Input start

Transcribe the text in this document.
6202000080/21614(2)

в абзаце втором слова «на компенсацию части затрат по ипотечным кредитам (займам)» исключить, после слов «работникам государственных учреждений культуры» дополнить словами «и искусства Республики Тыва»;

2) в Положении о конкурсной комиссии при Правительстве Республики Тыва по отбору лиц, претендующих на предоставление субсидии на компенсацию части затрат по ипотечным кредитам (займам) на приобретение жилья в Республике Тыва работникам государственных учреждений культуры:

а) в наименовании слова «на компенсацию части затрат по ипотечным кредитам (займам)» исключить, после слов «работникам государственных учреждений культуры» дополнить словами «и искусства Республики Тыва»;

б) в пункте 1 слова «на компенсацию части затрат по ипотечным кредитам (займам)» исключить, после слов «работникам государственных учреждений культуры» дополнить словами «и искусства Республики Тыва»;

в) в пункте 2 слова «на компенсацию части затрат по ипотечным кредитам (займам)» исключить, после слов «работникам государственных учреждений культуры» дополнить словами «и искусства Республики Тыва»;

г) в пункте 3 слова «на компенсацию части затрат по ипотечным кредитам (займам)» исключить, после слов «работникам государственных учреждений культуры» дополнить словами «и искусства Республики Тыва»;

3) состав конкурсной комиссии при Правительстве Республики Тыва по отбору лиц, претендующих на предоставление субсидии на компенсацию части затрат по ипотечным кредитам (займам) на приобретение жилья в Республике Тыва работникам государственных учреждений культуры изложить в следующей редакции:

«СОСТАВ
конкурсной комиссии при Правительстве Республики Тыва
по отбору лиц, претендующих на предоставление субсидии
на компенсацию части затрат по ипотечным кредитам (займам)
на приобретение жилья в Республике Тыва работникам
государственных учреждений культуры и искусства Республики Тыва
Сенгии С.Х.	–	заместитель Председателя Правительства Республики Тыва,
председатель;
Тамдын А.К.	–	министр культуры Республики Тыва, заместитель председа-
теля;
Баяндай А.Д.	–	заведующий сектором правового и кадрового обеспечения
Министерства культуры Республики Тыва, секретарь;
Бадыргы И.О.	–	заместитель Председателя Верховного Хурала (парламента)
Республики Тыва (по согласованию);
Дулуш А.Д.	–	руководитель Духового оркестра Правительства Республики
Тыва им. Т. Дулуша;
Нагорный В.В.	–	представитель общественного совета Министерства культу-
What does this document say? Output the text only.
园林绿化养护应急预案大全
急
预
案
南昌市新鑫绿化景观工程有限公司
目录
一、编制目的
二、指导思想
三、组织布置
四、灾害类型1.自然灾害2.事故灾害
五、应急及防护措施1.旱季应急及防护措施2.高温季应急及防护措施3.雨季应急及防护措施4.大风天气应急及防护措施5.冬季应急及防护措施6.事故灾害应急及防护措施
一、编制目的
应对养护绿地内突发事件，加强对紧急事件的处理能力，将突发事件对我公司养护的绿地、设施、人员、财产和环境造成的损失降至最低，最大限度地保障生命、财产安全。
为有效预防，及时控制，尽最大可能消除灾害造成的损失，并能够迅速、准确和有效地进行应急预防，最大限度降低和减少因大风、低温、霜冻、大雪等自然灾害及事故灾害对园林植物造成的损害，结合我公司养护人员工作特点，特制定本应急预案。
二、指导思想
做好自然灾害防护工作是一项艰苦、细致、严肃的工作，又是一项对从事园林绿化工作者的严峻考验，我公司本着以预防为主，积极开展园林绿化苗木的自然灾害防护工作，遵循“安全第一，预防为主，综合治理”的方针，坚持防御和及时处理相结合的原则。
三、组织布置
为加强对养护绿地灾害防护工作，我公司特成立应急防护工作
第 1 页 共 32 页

Input end

▸ **The task**
Every line above should be printed again exactly as it stands.

▸ **Written solution**
Transcribe the text in this document.
6202000080/21614(2)

в абзаце втором слова «на компенсацию части затрат по ипотечным кредитам (займам)» исключить, после слов «работникам государственных учреждений культуры» дополнить словами «и искусства Республики Тыва»;

2) в Положении о конкурсной комиссии при Правительстве Республики Тыва по отбору лиц, претендующих на предоставление субсидии на компенсацию части затрат по ипотечным кредитам (займам) на приобретение жилья в Республике Тыва работникам государственных учреждений культуры:

а) в наименовании слова «на компенсацию части затрат по ипотечным кредитам (займам)» исключить, после слов «работникам государственных учреждений культуры» дополнить словами «и искусства Республики Тыва»;

б) в пункте 1 слова «на компенсацию части затрат по ипотечным кредитам (займам)» исключить, после слов «работникам государственных учреждений культуры» дополнить словами «и искусства Республики Тыва»;

в) в пункте 2 слова «на компенсацию части затрат по ипотечным кредитам (займам)» исключить, после слов «работникам государственных учреждений культуры» дополнить словами «и искусства Республики Тыва»;

г) в пункте 3 слова «на компенсацию части затрат по ипотечным кредитам (займам)» исключить, после слов «работникам государственных учреждений культуры» дополнить словами «и искусства Республики Тыва»;

3) состав конкурсной комиссии при Правительстве Республики Тыва по отбору лиц, претендующих на предоставление субсидии на компенсацию части затрат по ипотечным кредитам (займам) на приобретение жилья в Республике Тыва работникам государственных учреждений культуры изложить в следующей редакции:

«СОСТАВ
конкурсной комиссии при Правительстве Республики Тыва
по отбору лиц, претендующих на предоставление субсидии
на компенсацию части затрат по ипотечным кредитам (займам)
на приобретение жилья в Республике Тыва работникам
государственных учреждений культуры и искусства Республики Тыва
Сенгии С.Х.	–	заместитель Председателя Правительства Республики Тыва,
председатель;
Тамдын А.К.	–	министр культуры Республики Тыва, заместитель председа-
теля;
Баяндай А.Д.	–	заведующий сектором правового и кадрового обеспечения
Министерства культуры Республики Тыва, секретарь;
Бадыргы И.О.	–	заместитель Председателя Верховного Хурала (парламента)
Республики Тыва (по согласованию);
Дулуш А.Д.	–	руководитель Духового оркестра Правительства Республики
Тыва им. Т. Дулуша;
Нагорный В.В.	–	представитель общественного совета Министерства культу-
What does this document say? Output the text only.
园林绿化养护应急预案大全
急
预
案
南昌市新鑫绿化景观工程有限公司
目录
一、编制目的
二、指导思想
三、组织布置
四、灾害类型1.自然灾害2.事故灾害
五、应急及防护措施1.旱季应急及防护措施2.高温季应急及防护措施3.雨季应急及防护措施4.大风天气应急及防护措施5.冬季应急及防护措施6.事故灾害应急及防护措施
一、编制目的
应对养护绿地内突发事件，加强对紧急事件的处理能力，将突发事件对我公司养护的绿地、设施、人员、财产和环境造成的损失降至最低，最大限度地保障生命、财产安全。
为有效预防，及时控制，尽最大可能消除灾害造成的损失，并能够迅速、准确和有效地进行应急预防，最大限度降低和减少因大风、低温、霜冻、大雪等自然灾害及事故灾害对园林植物造成的损害，结合我公司养护人员工作特点，特制定本应急预案。
二、指导思想
做好自然灾害防护工作是一项艰苦、细致、严肃的工作，又是一项对从事园林绿化工作者的严峻考验，我公司本着以预防为主，积极开展园林绿化苗木的自然灾害防护工作，遵循“安全第一，预防为主，综合治理”的方针，坚持防御和及时处理相结合的原则。
三、组织布置
为加强对养护绿地灾害防护工作，我公司特成立应急防护工作
第 1 页 共 32 页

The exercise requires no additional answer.